Set exercise: Quote the records below in full, exactly as given, with the images taken out.

(Stored records)
--*--

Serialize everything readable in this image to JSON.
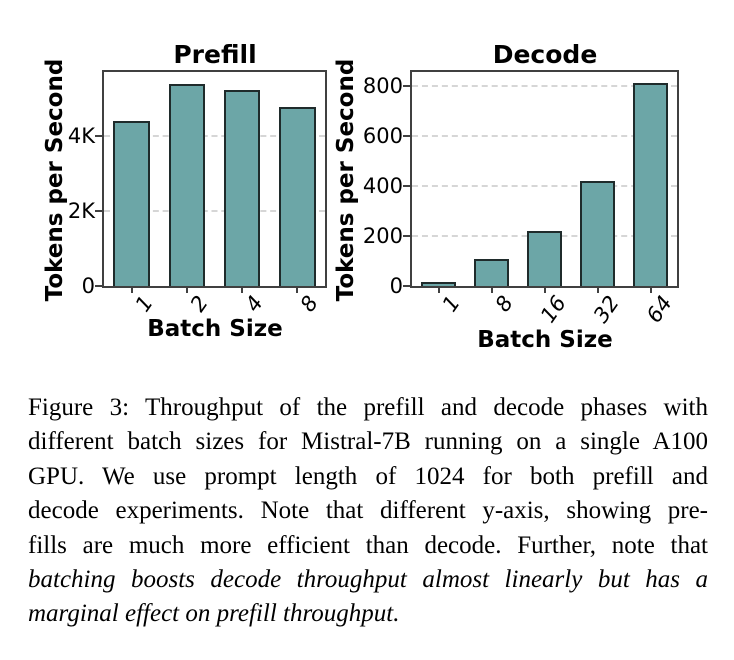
{
  "figure_caption": {
    "lines": [
      {
        "text": "Figure 3: Throughput of the prefill and decode phases with",
        "italic": false
      },
      {
        "text": "different batch sizes for Mistral-7B running on a single A100",
        "italic": false
      },
      {
        "text": "GPU. We use prompt length of 1024 for both prefill and",
        "italic": false
      },
      {
        "text": "decode experiments. Note that different y-axis, showing pre-",
        "italic": false
      },
      {
        "text": "fills are much more efficient than decode. Further, note that",
        "italic": false
      },
      {
        "text": "batching boosts decode throughput almost linearly but has a",
        "italic": true
      },
      {
        "text": "marginal effect on prefill throughput.",
        "italic": true
      }
    ]
  },
  "chart_data": [
    {
      "type": "bar",
      "title": "Prefill",
      "xlabel": "Batch Size",
      "ylabel": "Tokens per Second",
      "categories": [
        "1",
        "2",
        "4",
        "8"
      ],
      "values": [
        4400,
        5380,
        5220,
        4770
      ],
      "ylim": [
        0,
        5700
      ],
      "yticks": [
        {
          "value": 0,
          "label": "0"
        },
        {
          "value": 2000,
          "label": "2K"
        },
        {
          "value": 4000,
          "label": "4K"
        }
      ],
      "grid": "horizontal-dashed",
      "legend": "none",
      "bar_color": "#6CA6A7",
      "bar_edge_color": "#1F2B2B"
    },
    {
      "type": "bar",
      "title": "Decode",
      "xlabel": "Batch Size",
      "ylabel": "Tokens per Second",
      "categories": [
        "1",
        "8",
        "16",
        "32",
        "64"
      ],
      "values": [
        15,
        108,
        218,
        418,
        810
      ],
      "ylim": [
        0,
        855
      ],
      "yticks": [
        {
          "value": 0,
          "label": "0"
        },
        {
          "value": 200,
          "label": "200"
        },
        {
          "value": 400,
          "label": "400"
        },
        {
          "value": 600,
          "label": "600"
        },
        {
          "value": 800,
          "label": "800"
        }
      ],
      "grid": "horizontal-dashed",
      "legend": "none",
      "bar_color": "#6CA6A7",
      "bar_edge_color": "#1F2B2B"
    }
  ],
  "colors": {
    "background": "#FFFFFF",
    "bar_fill": "#6CA6A7",
    "bar_edge": "#1F2B2B",
    "axis": "#404040",
    "gridline": "#D6D6D6",
    "text": "#000000"
  }
}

--*--

Result of this exercise:
Serialize everything readable in this image to JSON.
{
  "figure_caption": {
    "lines": [
      {
        "text": "Figure 3: Throughput of the prefill and decode phases with",
        "italic": false
      },
      {
        "text": "different batch sizes for Mistral-7B running on a single A100",
        "italic": false
      },
      {
        "text": "GPU. We use prompt length of 1024 for both prefill and",
        "italic": false
      },
      {
        "text": "decode experiments. Note that different y-axis, showing pre-",
        "italic": false
      },
      {
        "text": "fills are much more efficient than decode. Further, note that",
        "italic": false
      },
      {
        "text": "batching boosts decode throughput almost linearly but has a",
        "italic": true
      },
      {
        "text": "marginal effect on prefill throughput.",
        "italic": true
      }
    ]
  },
  "chart_data": [
    {
      "type": "bar",
      "title": "Prefill",
      "xlabel": "Batch Size",
      "ylabel": "Tokens per Second",
      "categories": [
        "1",
        "2",
        "4",
        "8"
      ],
      "values": [
        4400,
        5380,
        5220,
        4770
      ],
      "ylim": [
        0,
        5700
      ],
      "yticks": [
        {
          "value": 0,
          "label": "0"
        },
        {
          "value": 2000,
          "label": "2K"
        },
        {
          "value": 4000,
          "label": "4K"
        }
      ],
      "grid": "horizontal-dashed",
      "legend": "none",
      "bar_color": "#6CA6A7",
      "bar_edge_color": "#1F2B2B"
    },
    {
      "type": "bar",
      "title": "Decode",
      "xlabel": "Batch Size",
      "ylabel": "Tokens per Second",
      "categories": [
        "1",
        "8",
        "16",
        "32",
        "64"
      ],
      "values": [
        15,
        108,
        218,
        418,
        810
      ],
      "ylim": [
        0,
        855
      ],
      "yticks": [
        {
          "value": 0,
          "label": "0"
        },
        {
          "value": 200,
          "label": "200"
        },
        {
          "value": 400,
          "label": "400"
        },
        {
          "value": 600,
          "label": "600"
        },
        {
          "value": 800,
          "label": "800"
        }
      ],
      "grid": "horizontal-dashed",
      "legend": "none",
      "bar_color": "#6CA6A7",
      "bar_edge_color": "#1F2B2B"
    }
  ],
  "colors": {
    "background": "#FFFFFF",
    "bar_fill": "#6CA6A7",
    "bar_edge": "#1F2B2B",
    "axis": "#404040",
    "gridline": "#D6D6D6",
    "text": "#000000"
  }
}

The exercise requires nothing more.